→ Given instruction: Go through the material below and copy each line where the word "this" appears.

→ Records provided:
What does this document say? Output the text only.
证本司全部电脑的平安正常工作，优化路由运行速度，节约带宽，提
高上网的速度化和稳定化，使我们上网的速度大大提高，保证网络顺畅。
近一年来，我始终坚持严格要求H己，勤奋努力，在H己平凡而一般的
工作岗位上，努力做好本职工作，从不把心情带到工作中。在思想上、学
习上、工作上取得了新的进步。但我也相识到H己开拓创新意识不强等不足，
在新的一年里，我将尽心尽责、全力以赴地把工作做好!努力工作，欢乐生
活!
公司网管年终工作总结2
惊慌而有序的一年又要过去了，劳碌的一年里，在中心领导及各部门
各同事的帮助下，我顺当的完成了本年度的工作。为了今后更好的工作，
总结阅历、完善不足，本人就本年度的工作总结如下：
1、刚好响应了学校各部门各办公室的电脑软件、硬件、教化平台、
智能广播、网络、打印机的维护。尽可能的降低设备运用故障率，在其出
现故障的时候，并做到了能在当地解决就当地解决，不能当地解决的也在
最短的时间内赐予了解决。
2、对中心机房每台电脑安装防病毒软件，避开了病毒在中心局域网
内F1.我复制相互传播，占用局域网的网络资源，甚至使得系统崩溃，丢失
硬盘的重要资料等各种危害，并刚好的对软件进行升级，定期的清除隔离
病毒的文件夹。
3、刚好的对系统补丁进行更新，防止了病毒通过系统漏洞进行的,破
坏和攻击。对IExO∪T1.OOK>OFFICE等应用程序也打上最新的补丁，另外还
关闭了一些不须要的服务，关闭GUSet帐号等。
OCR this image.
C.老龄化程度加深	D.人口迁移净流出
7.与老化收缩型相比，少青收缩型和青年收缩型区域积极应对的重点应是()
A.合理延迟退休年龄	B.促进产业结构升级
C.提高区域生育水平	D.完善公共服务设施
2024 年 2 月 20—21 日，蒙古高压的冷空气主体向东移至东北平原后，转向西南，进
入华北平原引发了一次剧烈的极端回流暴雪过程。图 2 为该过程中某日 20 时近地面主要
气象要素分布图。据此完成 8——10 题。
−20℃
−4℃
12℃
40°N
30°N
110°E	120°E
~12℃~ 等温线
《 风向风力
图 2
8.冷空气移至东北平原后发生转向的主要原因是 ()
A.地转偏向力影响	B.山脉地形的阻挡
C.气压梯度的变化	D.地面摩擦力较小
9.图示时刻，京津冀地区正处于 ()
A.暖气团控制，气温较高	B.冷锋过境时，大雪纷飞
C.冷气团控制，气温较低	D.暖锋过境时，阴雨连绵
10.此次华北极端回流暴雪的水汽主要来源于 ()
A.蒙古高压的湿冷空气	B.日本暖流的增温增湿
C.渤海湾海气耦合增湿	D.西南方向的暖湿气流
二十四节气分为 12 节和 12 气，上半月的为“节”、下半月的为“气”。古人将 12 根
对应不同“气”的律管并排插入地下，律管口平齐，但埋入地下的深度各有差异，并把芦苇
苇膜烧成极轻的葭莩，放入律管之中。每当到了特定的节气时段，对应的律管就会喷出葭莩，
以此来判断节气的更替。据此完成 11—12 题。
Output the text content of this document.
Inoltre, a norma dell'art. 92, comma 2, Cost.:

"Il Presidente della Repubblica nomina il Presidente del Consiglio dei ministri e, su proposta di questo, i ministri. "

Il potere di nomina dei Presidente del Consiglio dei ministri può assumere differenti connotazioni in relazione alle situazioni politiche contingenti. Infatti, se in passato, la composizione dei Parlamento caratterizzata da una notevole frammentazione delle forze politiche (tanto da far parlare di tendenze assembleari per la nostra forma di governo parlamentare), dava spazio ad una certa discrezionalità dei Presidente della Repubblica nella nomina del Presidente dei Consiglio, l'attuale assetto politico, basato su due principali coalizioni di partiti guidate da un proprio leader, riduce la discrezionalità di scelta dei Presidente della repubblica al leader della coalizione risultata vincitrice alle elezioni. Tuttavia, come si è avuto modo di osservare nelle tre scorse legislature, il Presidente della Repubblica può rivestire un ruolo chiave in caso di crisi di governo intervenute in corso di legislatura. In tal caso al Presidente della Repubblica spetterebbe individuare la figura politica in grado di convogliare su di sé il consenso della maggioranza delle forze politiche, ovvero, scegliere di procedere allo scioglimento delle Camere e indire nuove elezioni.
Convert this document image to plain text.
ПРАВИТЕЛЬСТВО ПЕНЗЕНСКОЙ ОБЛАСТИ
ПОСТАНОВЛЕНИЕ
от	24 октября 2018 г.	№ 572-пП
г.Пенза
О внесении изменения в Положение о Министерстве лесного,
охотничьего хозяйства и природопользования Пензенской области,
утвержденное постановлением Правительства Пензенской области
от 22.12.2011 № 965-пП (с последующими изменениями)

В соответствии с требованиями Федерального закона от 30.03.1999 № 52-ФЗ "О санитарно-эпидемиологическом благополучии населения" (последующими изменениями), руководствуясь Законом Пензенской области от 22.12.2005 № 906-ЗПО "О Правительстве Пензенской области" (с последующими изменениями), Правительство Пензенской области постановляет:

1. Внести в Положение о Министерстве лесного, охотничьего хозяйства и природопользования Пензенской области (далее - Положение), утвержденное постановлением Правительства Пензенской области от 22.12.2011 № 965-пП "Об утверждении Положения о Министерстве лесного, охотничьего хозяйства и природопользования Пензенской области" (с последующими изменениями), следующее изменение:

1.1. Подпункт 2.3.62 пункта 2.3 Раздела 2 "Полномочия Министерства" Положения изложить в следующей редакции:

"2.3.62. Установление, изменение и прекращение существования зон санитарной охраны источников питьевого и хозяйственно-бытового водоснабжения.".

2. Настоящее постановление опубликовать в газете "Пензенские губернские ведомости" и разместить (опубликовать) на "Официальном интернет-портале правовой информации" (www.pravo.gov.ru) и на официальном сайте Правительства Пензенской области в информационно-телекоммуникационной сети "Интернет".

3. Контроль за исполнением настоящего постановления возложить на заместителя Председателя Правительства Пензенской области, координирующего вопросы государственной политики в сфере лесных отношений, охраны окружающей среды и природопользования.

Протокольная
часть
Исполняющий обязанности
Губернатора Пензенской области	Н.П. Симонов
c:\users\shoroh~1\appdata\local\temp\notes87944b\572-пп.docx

→ In response:
What does this document say? Output the text only.
OCR this image.
Output the text content of this document.
Convert this document image to plain text.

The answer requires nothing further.